Goal: Find the number of lines containing the string "Cosyntropin" in the data. Answer with the number by itself.

Material for this exercise:
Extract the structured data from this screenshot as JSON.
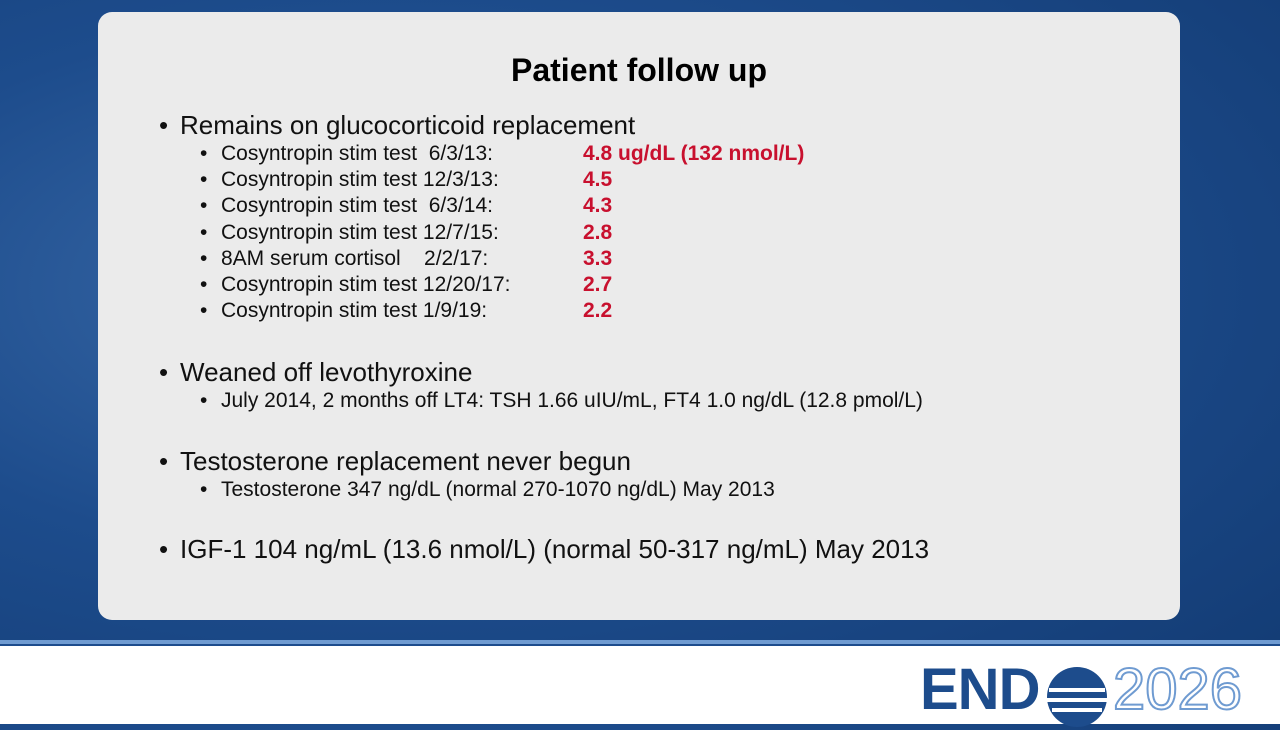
{
  "slide": {
    "title": "Patient follow up",
    "bullets": [
      {
        "text": "Remains on glucocorticoid replacement",
        "items": [
          {
            "label": "Cosyntropin stim test  6/3/13:",
            "value": "4.8 ug/dL (132 nmol/L)"
          },
          {
            "label": "Cosyntropin stim test 12/3/13:",
            "value": "4.5"
          },
          {
            "label": "Cosyntropin stim test  6/3/14:",
            "value": "4.3"
          },
          {
            "label": "Cosyntropin stim test 12/7/15:",
            "value": "2.8"
          },
          {
            "label": "8AM serum cortisol    2/2/17:",
            "value": "3.3"
          },
          {
            "label": "Cosyntropin stim test 12/20/17:",
            "value": "2.7"
          },
          {
            "label": "Cosyntropin stim test 1/9/19:",
            "value": "2.2"
          }
        ]
      },
      {
        "text": "Weaned off levothyroxine",
        "items": [
          {
            "label": "July 2014, 2 months off LT4: TSH 1.66 uIU/mL, FT4 1.0 ng/dL (12.8 pmol/L)"
          }
        ]
      },
      {
        "text": "Testosterone replacement never begun",
        "items": [
          {
            "label": "Testosterone 347 ng/dL (normal 270-1070 ng/dL) May 2013"
          }
        ]
      },
      {
        "text": "IGF-1 104 ng/mL (13.6 nmol/L) (normal 50-317 ng/mL) May 2013",
        "items": []
      }
    ]
  },
  "logo": {
    "left": "END",
    "right": "2026"
  }
}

Answer to the exercise: 6